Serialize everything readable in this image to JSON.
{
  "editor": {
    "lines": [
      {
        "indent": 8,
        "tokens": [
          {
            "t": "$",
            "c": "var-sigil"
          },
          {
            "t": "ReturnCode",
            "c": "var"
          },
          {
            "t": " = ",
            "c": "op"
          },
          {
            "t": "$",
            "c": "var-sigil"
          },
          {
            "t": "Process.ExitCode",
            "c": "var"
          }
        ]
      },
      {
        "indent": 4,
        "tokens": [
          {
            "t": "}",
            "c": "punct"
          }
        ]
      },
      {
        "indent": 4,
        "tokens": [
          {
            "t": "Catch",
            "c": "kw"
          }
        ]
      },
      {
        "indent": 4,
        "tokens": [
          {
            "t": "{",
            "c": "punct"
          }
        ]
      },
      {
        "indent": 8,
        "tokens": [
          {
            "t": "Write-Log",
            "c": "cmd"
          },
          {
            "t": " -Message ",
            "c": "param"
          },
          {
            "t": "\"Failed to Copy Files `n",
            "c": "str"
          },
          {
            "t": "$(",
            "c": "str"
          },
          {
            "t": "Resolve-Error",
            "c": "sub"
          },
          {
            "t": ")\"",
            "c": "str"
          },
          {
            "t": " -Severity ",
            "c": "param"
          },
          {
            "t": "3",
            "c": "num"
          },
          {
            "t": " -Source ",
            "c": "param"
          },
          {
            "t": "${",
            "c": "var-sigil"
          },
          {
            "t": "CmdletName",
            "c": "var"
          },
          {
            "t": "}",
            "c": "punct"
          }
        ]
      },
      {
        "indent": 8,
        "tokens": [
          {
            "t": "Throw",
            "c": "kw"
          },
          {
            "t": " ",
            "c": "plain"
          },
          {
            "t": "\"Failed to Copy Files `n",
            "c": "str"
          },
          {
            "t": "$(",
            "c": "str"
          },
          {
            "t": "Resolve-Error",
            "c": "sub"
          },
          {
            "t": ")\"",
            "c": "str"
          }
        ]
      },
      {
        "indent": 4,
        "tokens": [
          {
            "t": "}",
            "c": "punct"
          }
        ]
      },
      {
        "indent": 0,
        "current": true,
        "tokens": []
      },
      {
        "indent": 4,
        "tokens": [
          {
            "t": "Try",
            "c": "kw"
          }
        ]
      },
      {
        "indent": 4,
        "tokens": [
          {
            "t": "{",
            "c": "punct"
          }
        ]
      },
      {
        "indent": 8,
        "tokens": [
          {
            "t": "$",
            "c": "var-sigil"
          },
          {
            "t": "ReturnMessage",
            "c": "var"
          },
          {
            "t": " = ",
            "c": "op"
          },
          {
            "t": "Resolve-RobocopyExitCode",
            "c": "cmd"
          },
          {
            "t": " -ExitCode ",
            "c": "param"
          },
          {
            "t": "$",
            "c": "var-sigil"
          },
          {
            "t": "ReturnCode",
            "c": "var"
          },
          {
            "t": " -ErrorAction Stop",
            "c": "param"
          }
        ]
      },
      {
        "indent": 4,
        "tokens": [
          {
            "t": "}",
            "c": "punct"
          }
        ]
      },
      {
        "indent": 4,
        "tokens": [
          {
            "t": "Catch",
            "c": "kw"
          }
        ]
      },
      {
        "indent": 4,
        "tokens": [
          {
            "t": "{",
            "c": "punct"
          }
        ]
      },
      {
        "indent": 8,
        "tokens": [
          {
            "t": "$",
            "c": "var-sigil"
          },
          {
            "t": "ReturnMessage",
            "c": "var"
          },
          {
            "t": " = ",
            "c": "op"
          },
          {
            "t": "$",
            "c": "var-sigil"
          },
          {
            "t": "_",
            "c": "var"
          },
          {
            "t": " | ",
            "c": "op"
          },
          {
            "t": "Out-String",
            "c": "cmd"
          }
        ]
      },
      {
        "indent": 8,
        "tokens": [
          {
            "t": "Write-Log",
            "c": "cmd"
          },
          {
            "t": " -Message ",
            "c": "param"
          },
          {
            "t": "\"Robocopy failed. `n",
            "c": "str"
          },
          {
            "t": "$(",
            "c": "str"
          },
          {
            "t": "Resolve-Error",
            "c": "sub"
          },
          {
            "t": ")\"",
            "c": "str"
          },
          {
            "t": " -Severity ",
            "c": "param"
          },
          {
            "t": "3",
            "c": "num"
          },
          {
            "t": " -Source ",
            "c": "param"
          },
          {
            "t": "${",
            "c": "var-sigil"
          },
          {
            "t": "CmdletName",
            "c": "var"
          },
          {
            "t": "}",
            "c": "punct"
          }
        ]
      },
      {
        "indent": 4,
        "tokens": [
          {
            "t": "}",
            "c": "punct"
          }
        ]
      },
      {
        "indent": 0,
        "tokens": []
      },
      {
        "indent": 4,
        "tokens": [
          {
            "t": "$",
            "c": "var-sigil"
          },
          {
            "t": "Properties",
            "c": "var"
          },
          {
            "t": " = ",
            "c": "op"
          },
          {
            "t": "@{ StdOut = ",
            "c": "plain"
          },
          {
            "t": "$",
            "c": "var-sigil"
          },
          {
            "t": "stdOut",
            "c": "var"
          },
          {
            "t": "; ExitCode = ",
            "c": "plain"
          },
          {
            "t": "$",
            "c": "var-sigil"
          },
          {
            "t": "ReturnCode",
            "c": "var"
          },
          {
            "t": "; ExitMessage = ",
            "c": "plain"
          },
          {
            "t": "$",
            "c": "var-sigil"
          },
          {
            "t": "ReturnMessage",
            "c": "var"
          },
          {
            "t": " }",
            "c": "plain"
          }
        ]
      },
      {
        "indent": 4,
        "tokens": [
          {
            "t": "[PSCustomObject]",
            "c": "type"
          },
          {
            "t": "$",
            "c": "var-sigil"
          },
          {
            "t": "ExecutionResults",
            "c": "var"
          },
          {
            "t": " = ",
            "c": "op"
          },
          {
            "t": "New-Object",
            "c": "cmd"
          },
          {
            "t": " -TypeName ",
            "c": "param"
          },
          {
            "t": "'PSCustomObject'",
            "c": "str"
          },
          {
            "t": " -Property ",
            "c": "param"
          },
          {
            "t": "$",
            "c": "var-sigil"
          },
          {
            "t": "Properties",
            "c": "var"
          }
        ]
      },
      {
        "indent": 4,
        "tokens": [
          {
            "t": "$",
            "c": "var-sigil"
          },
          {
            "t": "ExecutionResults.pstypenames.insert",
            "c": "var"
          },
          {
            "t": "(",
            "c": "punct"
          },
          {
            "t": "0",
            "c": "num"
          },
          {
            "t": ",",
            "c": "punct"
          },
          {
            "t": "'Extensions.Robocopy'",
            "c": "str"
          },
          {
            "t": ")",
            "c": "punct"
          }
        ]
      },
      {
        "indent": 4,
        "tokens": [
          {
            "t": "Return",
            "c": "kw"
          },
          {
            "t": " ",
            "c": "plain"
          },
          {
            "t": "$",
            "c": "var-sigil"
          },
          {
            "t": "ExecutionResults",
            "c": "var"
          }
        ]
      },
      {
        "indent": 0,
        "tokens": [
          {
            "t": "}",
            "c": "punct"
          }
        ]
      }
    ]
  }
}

++++++++++

## THE EXERCISE
Copy out the whole listing, exactly as written.

## FINAL RESULT
Serialize everything readable in this image to JSON.
{
  "editor": {
    "lines": [
      {
        "indent": 8,
        "tokens": [
          {
            "t": "$",
            "c": "var-sigil"
          },
          {
            "t": "ReturnCode",
            "c": "var"
          },
          {
            "t": " = ",
            "c": "op"
          },
          {
            "t": "$",
            "c": "var-sigil"
          },
          {
            "t": "Process.ExitCode",
            "c": "var"
          }
        ]
      },
      {
        "indent": 4,
        "tokens": [
          {
            "t": "}",
            "c": "punct"
          }
        ]
      },
      {
        "indent": 4,
        "tokens": [
          {
            "t": "Catch",
            "c": "kw"
          }
        ]
      },
      {
        "indent": 4,
        "tokens": [
          {
            "t": "{",
            "c": "punct"
          }
        ]
      },
      {
        "indent": 8,
        "tokens": [
          {
            "t": "Write-Log",
            "c": "cmd"
          },
          {
            "t": " -Message ",
            "c": "param"
          },
          {
            "t": "\"Failed to Copy Files `n",
            "c": "str"
          },
          {
            "t": "$(",
            "c": "str"
          },
          {
            "t": "Resolve-Error",
            "c": "sub"
          },
          {
            "t": ")\"",
            "c": "str"
          },
          {
            "t": " -Severity ",
            "c": "param"
          },
          {
            "t": "3",
            "c": "num"
          },
          {
            "t": " -Source ",
            "c": "param"
          },
          {
            "t": "${",
            "c": "var-sigil"
          },
          {
            "t": "CmdletName",
            "c": "var"
          },
          {
            "t": "}",
            "c": "punct"
          }
        ]
      },
      {
        "indent": 8,
        "tokens": [
          {
            "t": "Throw",
            "c": "kw"
          },
          {
            "t": " ",
            "c": "plain"
          },
          {
            "t": "\"Failed to Copy Files `n",
            "c": "str"
          },
          {
            "t": "$(",
            "c": "str"
          },
          {
            "t": "Resolve-Error",
            "c": "sub"
          },
          {
            "t": ")\"",
            "c": "str"
          }
        ]
      },
      {
        "indent": 4,
        "tokens": [
          {
            "t": "}",
            "c": "punct"
          }
        ]
      },
      {
        "indent": 0,
        "current": true,
        "tokens": []
      },
      {
        "indent": 4,
        "tokens": [
          {
            "t": "Try",
            "c": "kw"
          }
        ]
      },
      {
        "indent": 4,
        "tokens": [
          {
            "t": "{",
            "c": "punct"
          }
        ]
      },
      {
        "indent": 8,
        "tokens": [
          {
            "t": "$",
            "c": "var-sigil"
          },
          {
            "t": "ReturnMessage",
            "c": "var"
          },
          {
            "t": " = ",
            "c": "op"
          },
          {
            "t": "Resolve-RobocopyExitCode",
            "c": "cmd"
          },
          {
            "t": " -ExitCode ",
            "c": "param"
          },
          {
            "t": "$",
            "c": "var-sigil"
          },
          {
            "t": "ReturnCode",
            "c": "var"
          },
          {
            "t": " -ErrorAction Stop",
            "c": "param"
          }
        ]
      },
      {
        "indent": 4,
        "tokens": [
          {
            "t": "}",
            "c": "punct"
          }
        ]
      },
      {
        "indent": 4,
        "tokens": [
          {
            "t": "Catch",
            "c": "kw"
          }
        ]
      },
      {
        "indent": 4,
        "tokens": [
          {
            "t": "{",
            "c": "punct"
          }
        ]
      },
      {
        "indent": 8,
        "tokens": [
          {
            "t": "$",
            "c": "var-sigil"
          },
          {
            "t": "ReturnMessage",
            "c": "var"
          },
          {
            "t": " = ",
            "c": "op"
          },
          {
            "t": "$",
            "c": "var-sigil"
          },
          {
            "t": "_",
            "c": "var"
          },
          {
            "t": " | ",
            "c": "op"
          },
          {
            "t": "Out-String",
            "c": "cmd"
          }
        ]
      },
      {
        "indent": 8,
        "tokens": [
          {
            "t": "Write-Log",
            "c": "cmd"
          },
          {
            "t": " -Message ",
            "c": "param"
          },
          {
            "t": "\"Robocopy failed. `n",
            "c": "str"
          },
          {
            "t": "$(",
            "c": "str"
          },
          {
            "t": "Resolve-Error",
            "c": "sub"
          },
          {
            "t": ")\"",
            "c": "str"
          },
          {
            "t": " -Severity ",
            "c": "param"
          },
          {
            "t": "3",
            "c": "num"
          },
          {
            "t": " -Source ",
            "c": "param"
          },
          {
            "t": "${",
            "c": "var-sigil"
          },
          {
            "t": "CmdletName",
            "c": "var"
          },
          {
            "t": "}",
            "c": "punct"
          }
        ]
      },
      {
        "indent": 4,
        "tokens": [
          {
            "t": "}",
            "c": "punct"
          }
        ]
      },
      {
        "indent": 0,
        "tokens": []
      },
      {
        "indent": 4,
        "tokens": [
          {
            "t": "$",
            "c": "var-sigil"
          },
          {
            "t": "Properties",
            "c": "var"
          },
          {
            "t": " = ",
            "c": "op"
          },
          {
            "t": "@{ StdOut = ",
            "c": "plain"
          },
          {
            "t": "$",
            "c": "var-sigil"
          },
          {
            "t": "stdOut",
            "c": "var"
          },
          {
            "t": "; ExitCode = ",
            "c": "plain"
          },
          {
            "t": "$",
            "c": "var-sigil"
          },
          {
            "t": "ReturnCode",
            "c": "var"
          },
          {
            "t": "; ExitMessage = ",
            "c": "plain"
          },
          {
            "t": "$",
            "c": "var-sigil"
          },
          {
            "t": "ReturnMessage",
            "c": "var"
          },
          {
            "t": " }",
            "c": "plain"
          }
        ]
      },
      {
        "indent": 4,
        "tokens": [
          {
            "t": "[PSCustomObject]",
            "c": "type"
          },
          {
            "t": "$",
            "c": "var-sigil"
          },
          {
            "t": "ExecutionResults",
            "c": "var"
          },
          {
            "t": " = ",
            "c": "op"
          },
          {
            "t": "New-Object",
            "c": "cmd"
          },
          {
            "t": " -TypeName ",
            "c": "param"
          },
          {
            "t": "'PSCustomObject'",
            "c": "str"
          },
          {
            "t": " -Property ",
            "c": "param"
          },
          {
            "t": "$",
            "c": "var-sigil"
          },
          {
            "t": "Properties",
            "c": "var"
          }
        ]
      },
      {
        "indent": 4,
        "tokens": [
          {
            "t": "$",
            "c": "var-sigil"
          },
          {
            "t": "ExecutionResults.pstypenames.insert",
            "c": "var"
          },
          {
            "t": "(",
            "c": "punct"
          },
          {
            "t": "0",
            "c": "num"
          },
          {
            "t": ",",
            "c": "punct"
          },
          {
            "t": "'Extensions.Robocopy'",
            "c": "str"
          },
          {
            "t": ")",
            "c": "punct"
          }
        ]
      },
      {
        "indent": 4,
        "tokens": [
          {
            "t": "Return",
            "c": "kw"
          },
          {
            "t": " ",
            "c": "plain"
          },
          {
            "t": "$",
            "c": "var-sigil"
          },
          {
            "t": "ExecutionResults",
            "c": "var"
          }
        ]
      },
      {
        "indent": 0,
        "tokens": [
          {
            "t": "}",
            "c": "punct"
          }
        ]
      }
    ]
  }
}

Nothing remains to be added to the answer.